--- What this task involves ---
Transcribe each of the items below line for line, without changing a single character.

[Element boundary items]
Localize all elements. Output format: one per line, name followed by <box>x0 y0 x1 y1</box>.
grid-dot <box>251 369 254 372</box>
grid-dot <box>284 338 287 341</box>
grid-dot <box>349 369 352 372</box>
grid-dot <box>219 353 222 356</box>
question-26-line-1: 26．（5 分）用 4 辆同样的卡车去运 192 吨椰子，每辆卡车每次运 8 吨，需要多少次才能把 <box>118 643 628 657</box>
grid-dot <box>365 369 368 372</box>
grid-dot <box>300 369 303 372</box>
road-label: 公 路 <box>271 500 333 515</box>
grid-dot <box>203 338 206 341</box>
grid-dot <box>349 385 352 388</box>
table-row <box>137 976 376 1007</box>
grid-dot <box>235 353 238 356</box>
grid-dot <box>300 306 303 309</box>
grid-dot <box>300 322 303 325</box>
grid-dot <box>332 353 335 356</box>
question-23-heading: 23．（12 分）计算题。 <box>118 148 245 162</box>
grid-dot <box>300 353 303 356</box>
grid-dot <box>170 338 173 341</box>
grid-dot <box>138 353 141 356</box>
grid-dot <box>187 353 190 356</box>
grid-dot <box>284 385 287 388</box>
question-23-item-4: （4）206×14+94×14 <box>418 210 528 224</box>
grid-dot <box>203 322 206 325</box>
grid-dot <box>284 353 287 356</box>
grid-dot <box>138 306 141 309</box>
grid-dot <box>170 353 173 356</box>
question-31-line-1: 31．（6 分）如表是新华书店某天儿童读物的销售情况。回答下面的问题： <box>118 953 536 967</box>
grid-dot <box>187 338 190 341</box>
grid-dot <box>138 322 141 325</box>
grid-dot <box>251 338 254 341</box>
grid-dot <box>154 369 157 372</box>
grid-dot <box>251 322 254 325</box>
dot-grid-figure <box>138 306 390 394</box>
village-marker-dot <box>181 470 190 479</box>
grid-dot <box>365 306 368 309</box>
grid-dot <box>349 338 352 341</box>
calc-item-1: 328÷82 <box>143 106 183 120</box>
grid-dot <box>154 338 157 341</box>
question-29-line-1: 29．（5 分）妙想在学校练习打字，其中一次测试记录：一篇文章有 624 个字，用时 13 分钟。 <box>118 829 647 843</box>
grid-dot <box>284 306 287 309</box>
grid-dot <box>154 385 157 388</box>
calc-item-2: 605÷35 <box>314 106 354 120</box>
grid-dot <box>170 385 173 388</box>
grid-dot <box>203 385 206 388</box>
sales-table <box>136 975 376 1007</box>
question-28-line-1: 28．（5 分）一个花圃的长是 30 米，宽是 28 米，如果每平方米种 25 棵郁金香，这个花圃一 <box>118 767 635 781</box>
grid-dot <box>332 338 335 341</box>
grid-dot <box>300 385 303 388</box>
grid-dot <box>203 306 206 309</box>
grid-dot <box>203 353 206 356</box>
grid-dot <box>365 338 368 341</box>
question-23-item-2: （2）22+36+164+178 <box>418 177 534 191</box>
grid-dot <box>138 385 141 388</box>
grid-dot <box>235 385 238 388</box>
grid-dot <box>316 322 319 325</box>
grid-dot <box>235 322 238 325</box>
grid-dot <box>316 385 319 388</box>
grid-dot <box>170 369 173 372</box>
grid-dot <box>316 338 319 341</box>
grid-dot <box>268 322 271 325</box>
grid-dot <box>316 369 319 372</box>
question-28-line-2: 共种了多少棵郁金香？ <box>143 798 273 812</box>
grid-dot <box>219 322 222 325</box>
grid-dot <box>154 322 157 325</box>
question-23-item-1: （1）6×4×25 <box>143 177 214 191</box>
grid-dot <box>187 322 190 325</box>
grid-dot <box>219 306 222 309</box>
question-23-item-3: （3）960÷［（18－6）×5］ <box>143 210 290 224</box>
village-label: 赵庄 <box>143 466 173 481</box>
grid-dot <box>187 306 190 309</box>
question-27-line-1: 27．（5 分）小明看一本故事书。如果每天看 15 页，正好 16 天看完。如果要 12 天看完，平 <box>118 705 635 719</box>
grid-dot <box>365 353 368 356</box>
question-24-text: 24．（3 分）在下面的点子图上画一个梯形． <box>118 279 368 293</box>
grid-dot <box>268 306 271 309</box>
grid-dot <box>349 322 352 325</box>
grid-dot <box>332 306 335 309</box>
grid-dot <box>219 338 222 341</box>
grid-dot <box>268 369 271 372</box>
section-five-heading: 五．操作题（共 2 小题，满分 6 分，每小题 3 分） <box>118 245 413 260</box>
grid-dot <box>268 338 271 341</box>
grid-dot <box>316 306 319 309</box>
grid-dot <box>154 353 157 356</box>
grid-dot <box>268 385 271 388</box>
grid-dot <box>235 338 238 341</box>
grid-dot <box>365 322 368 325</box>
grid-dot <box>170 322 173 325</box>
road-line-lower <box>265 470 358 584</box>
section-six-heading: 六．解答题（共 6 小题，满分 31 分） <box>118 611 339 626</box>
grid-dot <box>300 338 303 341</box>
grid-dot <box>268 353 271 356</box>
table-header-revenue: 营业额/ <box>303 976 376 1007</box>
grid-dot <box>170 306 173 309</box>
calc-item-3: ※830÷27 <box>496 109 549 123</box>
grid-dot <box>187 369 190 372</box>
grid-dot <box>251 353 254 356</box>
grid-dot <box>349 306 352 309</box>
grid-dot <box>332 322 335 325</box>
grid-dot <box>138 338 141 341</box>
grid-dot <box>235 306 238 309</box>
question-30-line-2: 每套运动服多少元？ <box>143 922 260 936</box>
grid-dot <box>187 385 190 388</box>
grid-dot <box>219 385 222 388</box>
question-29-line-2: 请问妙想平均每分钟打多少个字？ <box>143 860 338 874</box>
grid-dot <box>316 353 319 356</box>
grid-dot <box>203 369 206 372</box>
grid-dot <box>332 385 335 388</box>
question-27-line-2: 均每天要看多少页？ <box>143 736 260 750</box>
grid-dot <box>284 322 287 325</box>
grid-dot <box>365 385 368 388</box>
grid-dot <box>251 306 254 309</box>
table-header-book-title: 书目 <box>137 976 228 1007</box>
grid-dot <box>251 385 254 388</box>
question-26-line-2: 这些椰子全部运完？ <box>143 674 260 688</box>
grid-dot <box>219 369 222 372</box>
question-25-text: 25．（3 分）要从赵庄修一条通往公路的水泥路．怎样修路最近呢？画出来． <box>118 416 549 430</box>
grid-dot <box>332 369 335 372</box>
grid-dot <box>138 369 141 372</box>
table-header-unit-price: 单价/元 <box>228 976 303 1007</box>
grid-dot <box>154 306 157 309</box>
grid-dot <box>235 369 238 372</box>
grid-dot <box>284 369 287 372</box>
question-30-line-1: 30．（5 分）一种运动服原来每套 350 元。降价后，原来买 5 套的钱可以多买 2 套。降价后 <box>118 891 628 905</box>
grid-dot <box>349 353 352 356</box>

--- Solution to the problem ---
Localize all elements. Output format: one per line, name followed by <box>x0 y0 x1 y1</box>.
grid-dot <box>251 369 254 372</box>
grid-dot <box>284 338 287 341</box>
grid-dot <box>349 369 352 372</box>
grid-dot <box>219 353 222 356</box>
question-26-line-1: 26．（5 分）用 4 辆同样的卡车去运 192 吨椰子，每辆卡车每次运 8 吨，需要多少次才能把 <box>118 643 628 657</box>
grid-dot <box>365 369 368 372</box>
grid-dot <box>300 369 303 372</box>
road-label: 公 路 <box>271 500 333 515</box>
grid-dot <box>203 338 206 341</box>
grid-dot <box>349 385 352 388</box>
table-row <box>137 976 376 1007</box>
grid-dot <box>235 353 238 356</box>
grid-dot <box>300 306 303 309</box>
grid-dot <box>300 322 303 325</box>
grid-dot <box>332 353 335 356</box>
question-23-heading: 23．（12 分）计算题。 <box>118 148 245 162</box>
grid-dot <box>300 353 303 356</box>
grid-dot <box>170 338 173 341</box>
grid-dot <box>138 353 141 356</box>
grid-dot <box>187 353 190 356</box>
grid-dot <box>284 385 287 388</box>
question-23-item-4: （4）206×14+94×14 <box>418 210 528 224</box>
grid-dot <box>203 322 206 325</box>
grid-dot <box>284 353 287 356</box>
grid-dot <box>138 306 141 309</box>
grid-dot <box>170 353 173 356</box>
question-31-line-1: 31．（6 分）如表是新华书店某天儿童读物的销售情况。回答下面的问题： <box>118 953 536 967</box>
grid-dot <box>187 338 190 341</box>
grid-dot <box>138 322 141 325</box>
grid-dot <box>251 338 254 341</box>
grid-dot <box>154 369 157 372</box>
grid-dot <box>251 322 254 325</box>
dot-grid-figure <box>138 306 390 394</box>
village-marker-dot <box>181 470 190 479</box>
grid-dot <box>365 306 368 309</box>
grid-dot <box>349 338 352 341</box>
calc-item-1: 328÷82 <box>143 106 183 120</box>
grid-dot <box>154 338 157 341</box>
question-29-line-1: 29．（5 分）妙想在学校练习打字，其中一次测试记录：一篇文章有 624 个字，用时 13 分钟。 <box>118 829 647 843</box>
grid-dot <box>284 306 287 309</box>
grid-dot <box>154 385 157 388</box>
calc-item-2: 605÷35 <box>314 106 354 120</box>
grid-dot <box>170 385 173 388</box>
grid-dot <box>203 385 206 388</box>
sales-table <box>136 975 376 1007</box>
question-28-line-1: 28．（5 分）一个花圃的长是 30 米，宽是 28 米，如果每平方米种 25 棵郁金香，这个花圃一 <box>118 767 635 781</box>
grid-dot <box>332 338 335 341</box>
grid-dot <box>300 385 303 388</box>
grid-dot <box>203 306 206 309</box>
grid-dot <box>203 353 206 356</box>
grid-dot <box>365 338 368 341</box>
question-23-item-2: （2）22+36+164+178 <box>418 177 534 191</box>
grid-dot <box>138 385 141 388</box>
grid-dot <box>235 385 238 388</box>
grid-dot <box>316 322 319 325</box>
grid-dot <box>235 322 238 325</box>
grid-dot <box>316 385 319 388</box>
grid-dot <box>170 369 173 372</box>
grid-dot <box>316 338 319 341</box>
grid-dot <box>268 322 271 325</box>
grid-dot <box>316 369 319 372</box>
question-28-line-2: 共种了多少棵郁金香？ <box>143 798 273 812</box>
grid-dot <box>219 322 222 325</box>
grid-dot <box>154 322 157 325</box>
question-23-item-1: （1）6×4×25 <box>143 177 214 191</box>
grid-dot <box>187 322 190 325</box>
grid-dot <box>219 306 222 309</box>
question-23-item-3: （3）960÷［（18－6）×5］ <box>143 210 290 224</box>
village-label: 赵庄 <box>143 466 173 481</box>
grid-dot <box>187 306 190 309</box>
question-27-line-1: 27．（5 分）小明看一本故事书。如果每天看 15 页，正好 16 天看完。如果要 12 天看完，平 <box>118 705 635 719</box>
grid-dot <box>365 353 368 356</box>
question-24-text: 24．（3 分）在下面的点子图上画一个梯形． <box>118 279 368 293</box>
grid-dot <box>268 306 271 309</box>
grid-dot <box>349 322 352 325</box>
grid-dot <box>332 306 335 309</box>
grid-dot <box>219 338 222 341</box>
grid-dot <box>268 369 271 372</box>
section-five-heading: 五．操作题（共 2 小题，满分 6 分，每小题 3 分） <box>118 245 413 260</box>
grid-dot <box>268 338 271 341</box>
grid-dot <box>316 306 319 309</box>
grid-dot <box>154 353 157 356</box>
grid-dot <box>268 385 271 388</box>
grid-dot <box>235 338 238 341</box>
grid-dot <box>365 322 368 325</box>
grid-dot <box>170 322 173 325</box>
road-line-lower <box>265 470 358 584</box>
section-six-heading: 六．解答题（共 6 小题，满分 31 分） <box>118 611 339 626</box>
grid-dot <box>300 338 303 341</box>
grid-dot <box>268 353 271 356</box>
table-header-revenue: 营业额/ <box>303 976 376 1007</box>
grid-dot <box>170 306 173 309</box>
calc-item-3: ※830÷27 <box>496 109 549 123</box>
grid-dot <box>187 369 190 372</box>
grid-dot <box>251 353 254 356</box>
grid-dot <box>349 306 352 309</box>
grid-dot <box>332 322 335 325</box>
grid-dot <box>138 338 141 341</box>
grid-dot <box>235 306 238 309</box>
question-30-line-2: 每套运动服多少元？ <box>143 922 260 936</box>
grid-dot <box>187 385 190 388</box>
grid-dot <box>219 385 222 388</box>
question-29-line-2: 请问妙想平均每分钟打多少个字？ <box>143 860 338 874</box>
grid-dot <box>316 353 319 356</box>
grid-dot <box>203 369 206 372</box>
grid-dot <box>332 385 335 388</box>
question-27-line-2: 均每天要看多少页？ <box>143 736 260 750</box>
grid-dot <box>284 322 287 325</box>
grid-dot <box>365 385 368 388</box>
grid-dot <box>251 306 254 309</box>
table-header-book-title: 书目 <box>137 976 228 1007</box>
grid-dot <box>251 385 254 388</box>
question-26-line-2: 这些椰子全部运完？ <box>143 674 260 688</box>
grid-dot <box>219 369 222 372</box>
question-25-text: 25．（3 分）要从赵庄修一条通往公路的水泥路．怎样修路最近呢？画出来． <box>118 416 549 430</box>
grid-dot <box>332 369 335 372</box>
grid-dot <box>138 369 141 372</box>
table-header-unit-price: 单价/元 <box>228 976 303 1007</box>
grid-dot <box>154 306 157 309</box>
grid-dot <box>235 369 238 372</box>
grid-dot <box>284 369 287 372</box>
question-30-line-1: 30．（5 分）一种运动服原来每套 350 元。降价后，原来买 5 套的钱可以多买 2 套。降价后 <box>118 891 628 905</box>
grid-dot <box>349 353 352 356</box>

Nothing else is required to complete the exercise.